RECORDS PROVIDED:
/---
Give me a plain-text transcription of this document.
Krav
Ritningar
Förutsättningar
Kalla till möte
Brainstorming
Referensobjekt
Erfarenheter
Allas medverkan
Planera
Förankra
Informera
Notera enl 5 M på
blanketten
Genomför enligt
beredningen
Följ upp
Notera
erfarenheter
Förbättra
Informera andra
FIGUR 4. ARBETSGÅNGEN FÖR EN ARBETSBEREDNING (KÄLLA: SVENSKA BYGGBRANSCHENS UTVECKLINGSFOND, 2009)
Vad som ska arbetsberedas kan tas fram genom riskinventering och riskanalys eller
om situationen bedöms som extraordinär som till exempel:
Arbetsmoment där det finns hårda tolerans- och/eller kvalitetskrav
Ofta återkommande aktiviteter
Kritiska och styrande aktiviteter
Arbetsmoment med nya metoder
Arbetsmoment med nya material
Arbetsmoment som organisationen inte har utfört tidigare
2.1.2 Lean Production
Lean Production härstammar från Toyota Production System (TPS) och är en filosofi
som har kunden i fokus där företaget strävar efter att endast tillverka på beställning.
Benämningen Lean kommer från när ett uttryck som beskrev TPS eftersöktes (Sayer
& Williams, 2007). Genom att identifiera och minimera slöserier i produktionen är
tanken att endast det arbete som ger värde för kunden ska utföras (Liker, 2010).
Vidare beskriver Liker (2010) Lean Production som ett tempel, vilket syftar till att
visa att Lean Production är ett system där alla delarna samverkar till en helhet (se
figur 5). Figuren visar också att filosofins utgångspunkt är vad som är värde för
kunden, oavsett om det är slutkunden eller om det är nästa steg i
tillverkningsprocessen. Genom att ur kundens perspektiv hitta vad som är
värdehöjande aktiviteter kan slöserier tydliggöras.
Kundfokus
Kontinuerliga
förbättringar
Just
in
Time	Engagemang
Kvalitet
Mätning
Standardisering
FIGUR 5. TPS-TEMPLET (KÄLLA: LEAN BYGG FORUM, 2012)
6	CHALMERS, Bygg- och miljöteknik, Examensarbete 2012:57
\---
AIM OF THE EXERCISE:
Provide only the number of lines in the material above that contain the word "Production".

RESPONSE:
4